((
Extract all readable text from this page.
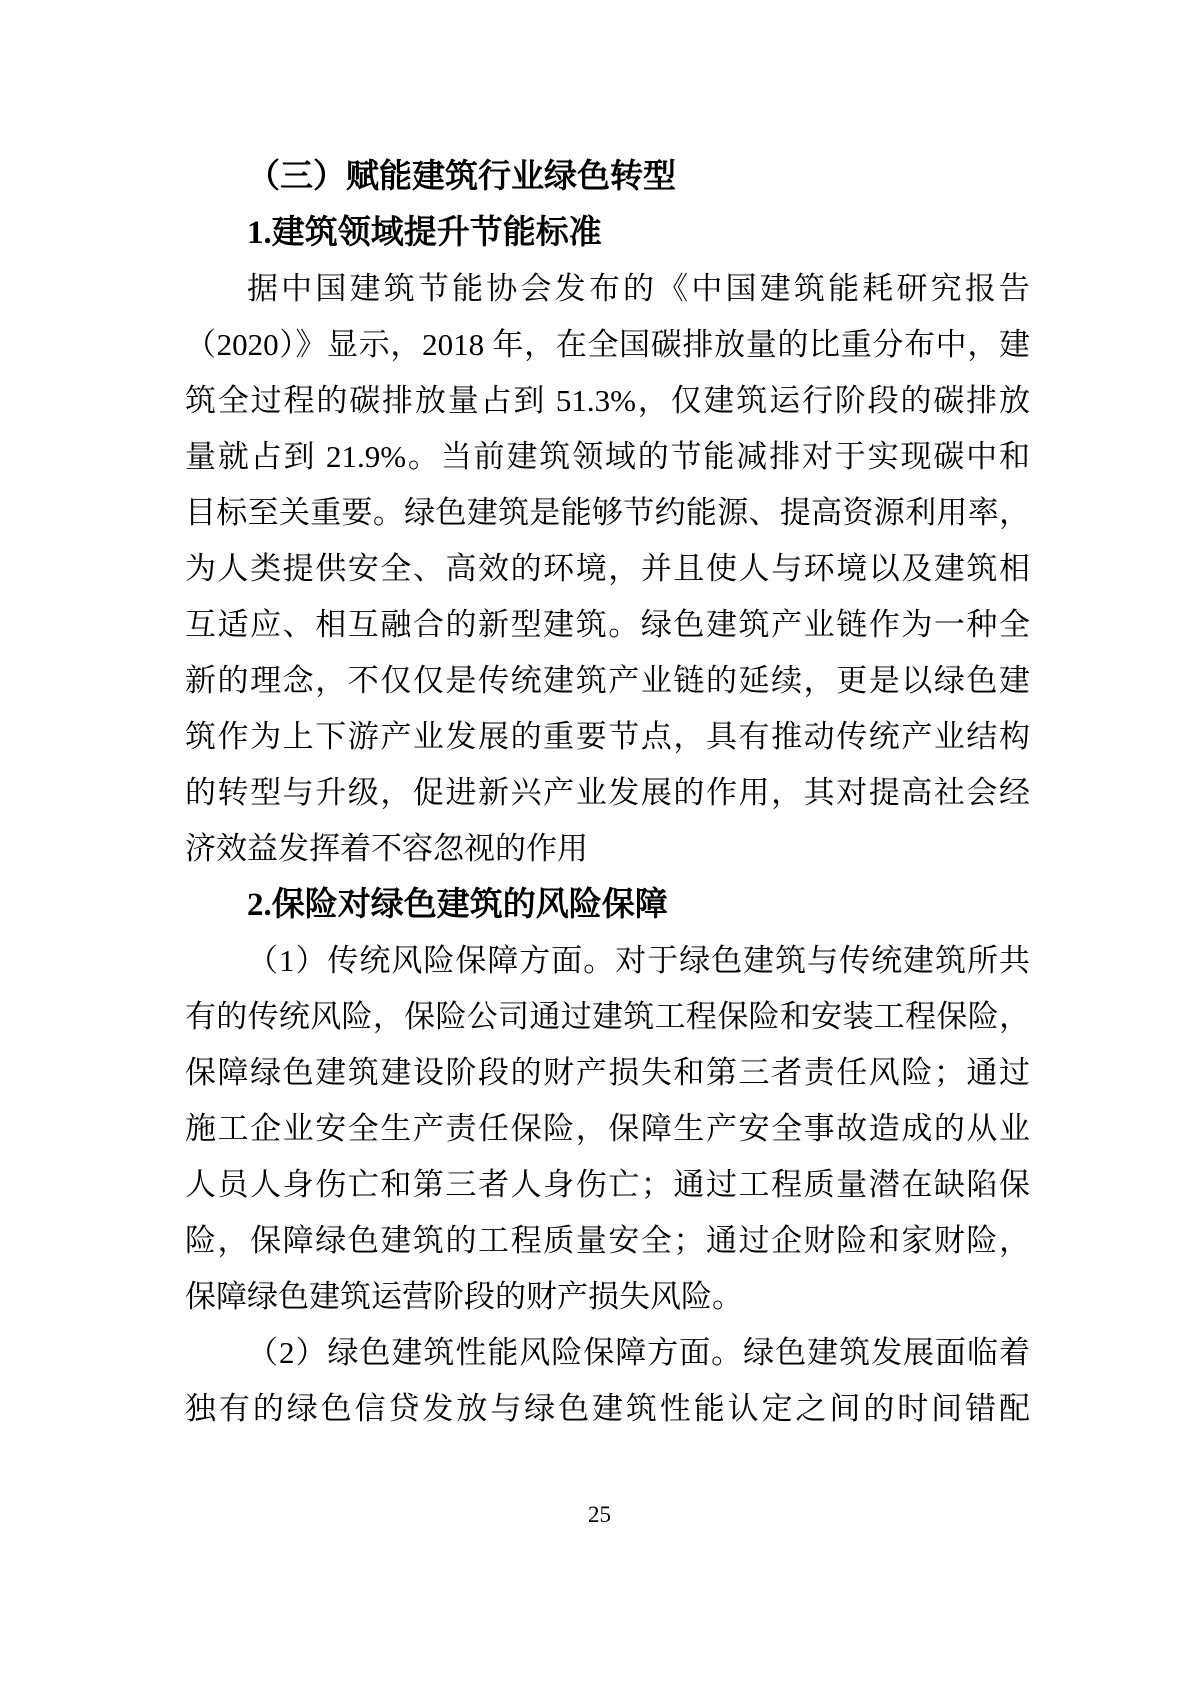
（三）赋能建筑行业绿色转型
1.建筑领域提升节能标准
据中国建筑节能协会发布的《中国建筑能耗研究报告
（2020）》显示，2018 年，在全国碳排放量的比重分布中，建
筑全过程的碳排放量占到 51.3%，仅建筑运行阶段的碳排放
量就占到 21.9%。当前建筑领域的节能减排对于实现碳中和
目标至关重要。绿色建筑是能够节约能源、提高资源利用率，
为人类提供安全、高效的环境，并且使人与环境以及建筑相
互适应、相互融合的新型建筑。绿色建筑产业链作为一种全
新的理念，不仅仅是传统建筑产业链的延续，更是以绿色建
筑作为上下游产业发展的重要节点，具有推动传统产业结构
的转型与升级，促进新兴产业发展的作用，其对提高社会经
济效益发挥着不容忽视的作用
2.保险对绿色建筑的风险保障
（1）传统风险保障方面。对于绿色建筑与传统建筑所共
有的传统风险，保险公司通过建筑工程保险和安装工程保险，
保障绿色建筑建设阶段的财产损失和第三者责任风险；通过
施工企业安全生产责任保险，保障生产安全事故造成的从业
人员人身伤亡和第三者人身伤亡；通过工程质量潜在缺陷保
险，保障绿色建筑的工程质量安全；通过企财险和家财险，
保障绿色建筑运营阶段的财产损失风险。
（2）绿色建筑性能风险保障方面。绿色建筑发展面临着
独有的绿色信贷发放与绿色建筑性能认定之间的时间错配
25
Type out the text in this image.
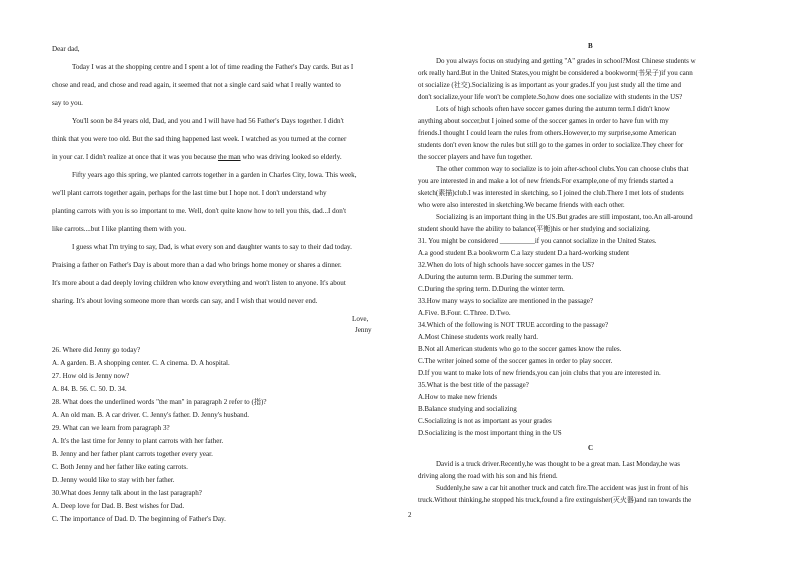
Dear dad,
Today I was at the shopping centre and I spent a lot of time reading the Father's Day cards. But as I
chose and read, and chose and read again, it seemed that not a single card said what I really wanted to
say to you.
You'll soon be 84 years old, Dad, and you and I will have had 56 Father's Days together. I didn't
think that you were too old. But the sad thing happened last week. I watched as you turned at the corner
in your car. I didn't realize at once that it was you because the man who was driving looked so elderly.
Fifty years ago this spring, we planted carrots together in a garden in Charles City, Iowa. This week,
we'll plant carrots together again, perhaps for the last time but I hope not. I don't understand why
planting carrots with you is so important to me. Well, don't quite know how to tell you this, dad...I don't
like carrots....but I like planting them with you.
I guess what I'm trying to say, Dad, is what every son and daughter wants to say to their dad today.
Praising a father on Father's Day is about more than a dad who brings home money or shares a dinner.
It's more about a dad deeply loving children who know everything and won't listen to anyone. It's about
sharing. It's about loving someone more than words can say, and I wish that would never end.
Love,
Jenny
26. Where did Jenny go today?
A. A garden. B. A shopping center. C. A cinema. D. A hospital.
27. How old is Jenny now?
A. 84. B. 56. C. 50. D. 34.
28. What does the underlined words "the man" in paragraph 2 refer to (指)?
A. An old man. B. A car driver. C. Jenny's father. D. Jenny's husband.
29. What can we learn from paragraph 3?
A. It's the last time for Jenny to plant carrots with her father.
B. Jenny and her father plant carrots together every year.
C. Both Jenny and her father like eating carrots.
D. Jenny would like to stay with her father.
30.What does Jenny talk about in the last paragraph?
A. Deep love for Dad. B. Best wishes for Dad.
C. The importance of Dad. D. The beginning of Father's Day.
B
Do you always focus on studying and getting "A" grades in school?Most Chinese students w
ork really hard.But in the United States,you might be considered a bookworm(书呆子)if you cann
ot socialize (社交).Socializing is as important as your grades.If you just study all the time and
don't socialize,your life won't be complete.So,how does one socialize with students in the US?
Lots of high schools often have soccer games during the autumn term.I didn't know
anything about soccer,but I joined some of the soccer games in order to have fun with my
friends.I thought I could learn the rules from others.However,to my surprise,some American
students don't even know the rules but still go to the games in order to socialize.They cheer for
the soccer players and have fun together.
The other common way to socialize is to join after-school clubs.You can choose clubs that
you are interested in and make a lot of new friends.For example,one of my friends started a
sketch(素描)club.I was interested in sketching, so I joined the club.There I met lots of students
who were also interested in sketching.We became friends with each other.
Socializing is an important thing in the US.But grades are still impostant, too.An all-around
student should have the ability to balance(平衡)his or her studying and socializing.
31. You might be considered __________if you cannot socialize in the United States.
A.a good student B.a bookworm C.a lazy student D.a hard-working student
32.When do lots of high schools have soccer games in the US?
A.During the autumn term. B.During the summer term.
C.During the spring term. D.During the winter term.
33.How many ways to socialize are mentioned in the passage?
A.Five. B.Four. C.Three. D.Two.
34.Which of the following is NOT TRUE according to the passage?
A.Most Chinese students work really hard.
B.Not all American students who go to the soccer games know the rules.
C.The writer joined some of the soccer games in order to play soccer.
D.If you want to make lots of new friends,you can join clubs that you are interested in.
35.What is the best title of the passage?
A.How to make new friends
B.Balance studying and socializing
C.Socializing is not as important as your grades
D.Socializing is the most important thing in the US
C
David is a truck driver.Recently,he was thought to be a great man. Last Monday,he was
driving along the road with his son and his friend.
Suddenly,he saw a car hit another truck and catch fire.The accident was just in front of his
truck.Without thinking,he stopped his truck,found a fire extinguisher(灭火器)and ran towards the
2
))
• _What needs to be done_: From the records above, pick out and copy each line holding the word "passage".

• _Result for this exercise_:
33.How many ways to socialize are mentioned in the passage?
34.Which of the following is NOT TRUE according to the passage?
35.What is the best title of the passage?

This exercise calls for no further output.